* What you are asked to do *
Every line that contains the word "text" should be copied out.
[Begin]
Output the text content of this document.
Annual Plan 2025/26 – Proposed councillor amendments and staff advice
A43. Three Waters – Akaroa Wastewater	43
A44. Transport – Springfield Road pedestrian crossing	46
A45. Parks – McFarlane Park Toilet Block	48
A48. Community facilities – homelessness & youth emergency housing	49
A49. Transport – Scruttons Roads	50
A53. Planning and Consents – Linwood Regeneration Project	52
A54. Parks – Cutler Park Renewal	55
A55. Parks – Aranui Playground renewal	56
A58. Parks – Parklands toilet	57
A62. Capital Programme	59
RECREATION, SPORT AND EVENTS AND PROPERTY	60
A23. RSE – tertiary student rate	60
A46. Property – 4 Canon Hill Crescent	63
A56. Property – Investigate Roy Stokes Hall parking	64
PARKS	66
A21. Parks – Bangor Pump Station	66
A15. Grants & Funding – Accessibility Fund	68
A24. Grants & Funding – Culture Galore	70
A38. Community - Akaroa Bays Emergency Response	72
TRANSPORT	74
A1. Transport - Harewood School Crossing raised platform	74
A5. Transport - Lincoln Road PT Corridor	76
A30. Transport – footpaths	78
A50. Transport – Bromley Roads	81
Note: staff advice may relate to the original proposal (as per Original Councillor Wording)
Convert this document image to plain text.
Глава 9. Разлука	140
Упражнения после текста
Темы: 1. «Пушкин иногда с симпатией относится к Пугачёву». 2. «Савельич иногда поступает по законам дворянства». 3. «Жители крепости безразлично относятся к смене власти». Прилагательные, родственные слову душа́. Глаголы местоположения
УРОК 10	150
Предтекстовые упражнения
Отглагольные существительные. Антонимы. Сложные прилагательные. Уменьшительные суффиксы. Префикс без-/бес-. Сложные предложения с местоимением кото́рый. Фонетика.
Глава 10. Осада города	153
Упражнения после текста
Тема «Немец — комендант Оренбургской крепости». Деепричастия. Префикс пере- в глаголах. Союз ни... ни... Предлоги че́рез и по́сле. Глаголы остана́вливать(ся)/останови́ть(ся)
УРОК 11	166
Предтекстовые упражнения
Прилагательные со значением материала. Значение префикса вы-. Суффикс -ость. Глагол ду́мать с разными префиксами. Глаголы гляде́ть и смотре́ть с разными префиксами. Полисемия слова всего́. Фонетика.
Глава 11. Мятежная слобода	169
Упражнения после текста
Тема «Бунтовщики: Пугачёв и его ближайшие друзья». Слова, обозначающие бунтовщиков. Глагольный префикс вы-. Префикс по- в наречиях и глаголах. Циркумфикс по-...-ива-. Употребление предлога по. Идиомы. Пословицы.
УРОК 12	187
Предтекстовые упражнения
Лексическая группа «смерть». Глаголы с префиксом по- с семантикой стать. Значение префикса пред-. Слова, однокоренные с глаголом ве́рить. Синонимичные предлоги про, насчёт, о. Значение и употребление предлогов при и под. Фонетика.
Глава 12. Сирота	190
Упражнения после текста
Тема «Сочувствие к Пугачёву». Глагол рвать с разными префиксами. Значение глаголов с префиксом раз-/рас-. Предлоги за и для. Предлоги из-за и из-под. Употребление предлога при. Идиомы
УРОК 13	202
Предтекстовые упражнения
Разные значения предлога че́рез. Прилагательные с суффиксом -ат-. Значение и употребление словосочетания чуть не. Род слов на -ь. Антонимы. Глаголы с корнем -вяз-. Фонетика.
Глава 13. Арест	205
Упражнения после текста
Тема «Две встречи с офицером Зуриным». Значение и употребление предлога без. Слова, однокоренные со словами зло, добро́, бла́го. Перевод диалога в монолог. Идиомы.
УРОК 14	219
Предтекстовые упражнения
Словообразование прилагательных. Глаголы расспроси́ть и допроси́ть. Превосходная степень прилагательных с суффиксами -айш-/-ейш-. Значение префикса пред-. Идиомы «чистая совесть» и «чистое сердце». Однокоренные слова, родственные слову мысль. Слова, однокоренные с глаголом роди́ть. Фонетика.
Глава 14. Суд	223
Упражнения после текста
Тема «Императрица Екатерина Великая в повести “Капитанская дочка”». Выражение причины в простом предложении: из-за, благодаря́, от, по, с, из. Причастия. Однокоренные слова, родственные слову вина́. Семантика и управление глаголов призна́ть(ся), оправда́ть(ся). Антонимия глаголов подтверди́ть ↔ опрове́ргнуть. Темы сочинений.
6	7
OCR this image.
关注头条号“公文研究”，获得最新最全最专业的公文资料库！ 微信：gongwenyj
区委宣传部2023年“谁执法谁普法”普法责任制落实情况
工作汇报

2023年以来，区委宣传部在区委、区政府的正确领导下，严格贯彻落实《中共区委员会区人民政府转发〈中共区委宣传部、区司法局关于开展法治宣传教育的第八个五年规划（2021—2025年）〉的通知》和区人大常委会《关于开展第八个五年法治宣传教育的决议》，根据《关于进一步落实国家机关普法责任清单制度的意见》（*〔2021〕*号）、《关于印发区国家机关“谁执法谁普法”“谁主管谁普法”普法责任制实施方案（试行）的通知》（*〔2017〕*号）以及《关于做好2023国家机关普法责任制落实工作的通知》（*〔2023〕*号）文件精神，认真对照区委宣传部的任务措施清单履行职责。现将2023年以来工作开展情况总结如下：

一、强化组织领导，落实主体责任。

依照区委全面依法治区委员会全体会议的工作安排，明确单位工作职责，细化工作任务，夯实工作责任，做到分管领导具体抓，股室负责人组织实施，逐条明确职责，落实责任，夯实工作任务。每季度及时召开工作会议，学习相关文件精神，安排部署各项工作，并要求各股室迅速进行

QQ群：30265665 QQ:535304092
[End]
* Output for this exercise *
Output the text content of this document.
Convert this document image to plain text.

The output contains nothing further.